What to produce = Each line that holds the word "hMSCs" is to be identified and copied.

── Material provided

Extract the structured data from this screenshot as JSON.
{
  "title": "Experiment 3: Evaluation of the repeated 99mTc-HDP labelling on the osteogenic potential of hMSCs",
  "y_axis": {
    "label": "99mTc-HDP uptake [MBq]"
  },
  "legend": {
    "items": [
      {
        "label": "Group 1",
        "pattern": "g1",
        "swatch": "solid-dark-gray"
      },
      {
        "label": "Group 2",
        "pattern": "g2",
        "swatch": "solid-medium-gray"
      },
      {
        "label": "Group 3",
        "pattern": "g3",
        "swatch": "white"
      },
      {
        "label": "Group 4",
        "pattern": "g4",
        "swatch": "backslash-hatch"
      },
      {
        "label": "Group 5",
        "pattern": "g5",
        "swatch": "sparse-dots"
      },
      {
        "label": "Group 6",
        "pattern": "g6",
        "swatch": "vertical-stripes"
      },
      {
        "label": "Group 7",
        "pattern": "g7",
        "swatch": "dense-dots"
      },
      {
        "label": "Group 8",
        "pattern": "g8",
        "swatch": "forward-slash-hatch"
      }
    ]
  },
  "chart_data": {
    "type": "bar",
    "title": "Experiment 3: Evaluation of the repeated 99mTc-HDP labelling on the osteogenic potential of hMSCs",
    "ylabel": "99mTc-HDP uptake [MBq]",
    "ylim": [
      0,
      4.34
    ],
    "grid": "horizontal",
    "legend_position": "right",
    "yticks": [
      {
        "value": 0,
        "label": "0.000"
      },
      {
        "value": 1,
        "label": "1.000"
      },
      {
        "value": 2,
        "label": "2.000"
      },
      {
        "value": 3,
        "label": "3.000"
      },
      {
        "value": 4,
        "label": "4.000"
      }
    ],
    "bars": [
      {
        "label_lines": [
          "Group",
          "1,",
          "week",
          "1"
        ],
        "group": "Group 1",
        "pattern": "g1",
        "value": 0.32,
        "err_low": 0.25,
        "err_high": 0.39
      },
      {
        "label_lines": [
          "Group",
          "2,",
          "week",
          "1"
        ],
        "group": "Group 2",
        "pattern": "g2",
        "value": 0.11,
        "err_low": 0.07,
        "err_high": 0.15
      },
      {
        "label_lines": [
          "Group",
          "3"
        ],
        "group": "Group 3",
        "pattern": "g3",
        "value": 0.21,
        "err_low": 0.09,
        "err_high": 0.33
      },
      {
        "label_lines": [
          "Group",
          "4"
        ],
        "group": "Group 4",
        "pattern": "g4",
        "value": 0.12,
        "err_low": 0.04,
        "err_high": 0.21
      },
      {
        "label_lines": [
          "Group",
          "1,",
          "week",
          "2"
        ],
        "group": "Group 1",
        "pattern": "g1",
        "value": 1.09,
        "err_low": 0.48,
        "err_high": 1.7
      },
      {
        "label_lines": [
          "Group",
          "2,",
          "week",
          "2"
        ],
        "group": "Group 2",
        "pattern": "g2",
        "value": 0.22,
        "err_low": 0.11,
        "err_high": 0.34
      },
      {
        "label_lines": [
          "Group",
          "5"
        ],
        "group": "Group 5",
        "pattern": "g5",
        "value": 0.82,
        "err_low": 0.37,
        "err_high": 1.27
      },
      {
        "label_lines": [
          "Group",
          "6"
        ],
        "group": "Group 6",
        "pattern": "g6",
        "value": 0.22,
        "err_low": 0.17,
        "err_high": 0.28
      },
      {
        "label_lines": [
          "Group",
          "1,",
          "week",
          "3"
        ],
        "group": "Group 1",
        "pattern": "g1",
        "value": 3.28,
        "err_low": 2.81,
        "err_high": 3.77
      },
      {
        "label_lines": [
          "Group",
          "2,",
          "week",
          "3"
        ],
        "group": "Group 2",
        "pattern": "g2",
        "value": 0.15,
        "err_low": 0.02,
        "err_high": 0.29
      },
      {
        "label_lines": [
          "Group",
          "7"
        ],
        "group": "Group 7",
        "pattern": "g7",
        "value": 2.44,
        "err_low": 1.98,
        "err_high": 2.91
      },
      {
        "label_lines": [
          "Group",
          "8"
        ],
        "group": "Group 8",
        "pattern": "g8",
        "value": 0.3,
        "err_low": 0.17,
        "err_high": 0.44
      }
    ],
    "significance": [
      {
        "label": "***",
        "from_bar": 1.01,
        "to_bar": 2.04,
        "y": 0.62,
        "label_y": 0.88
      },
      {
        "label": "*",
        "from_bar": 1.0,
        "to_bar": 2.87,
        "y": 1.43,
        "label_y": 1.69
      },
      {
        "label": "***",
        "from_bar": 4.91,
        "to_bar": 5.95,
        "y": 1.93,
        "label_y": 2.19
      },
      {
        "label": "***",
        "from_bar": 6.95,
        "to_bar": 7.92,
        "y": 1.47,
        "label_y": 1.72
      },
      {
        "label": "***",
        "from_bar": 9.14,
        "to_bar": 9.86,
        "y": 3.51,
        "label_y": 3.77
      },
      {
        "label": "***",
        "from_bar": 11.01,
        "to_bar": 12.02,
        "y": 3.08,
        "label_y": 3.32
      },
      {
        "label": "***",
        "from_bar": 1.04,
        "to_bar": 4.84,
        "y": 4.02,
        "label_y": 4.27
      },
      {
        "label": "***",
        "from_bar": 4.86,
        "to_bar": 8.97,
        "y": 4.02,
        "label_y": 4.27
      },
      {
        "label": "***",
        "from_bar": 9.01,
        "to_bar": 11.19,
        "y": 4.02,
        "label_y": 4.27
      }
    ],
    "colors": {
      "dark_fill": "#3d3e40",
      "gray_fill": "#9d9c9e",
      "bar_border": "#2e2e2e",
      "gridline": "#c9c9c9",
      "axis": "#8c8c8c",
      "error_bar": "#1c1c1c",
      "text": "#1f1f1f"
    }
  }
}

────

Response to this exercise =
  "title": "Experiment 3: Evaluation of the repeated 99mTc-HDP labelling on the osteogenic potential of hMSCs",
    "title": "Experiment 3: Evaluation of the repeated 99mTc-HDP labelling on the osteogenic potential of hMSCs",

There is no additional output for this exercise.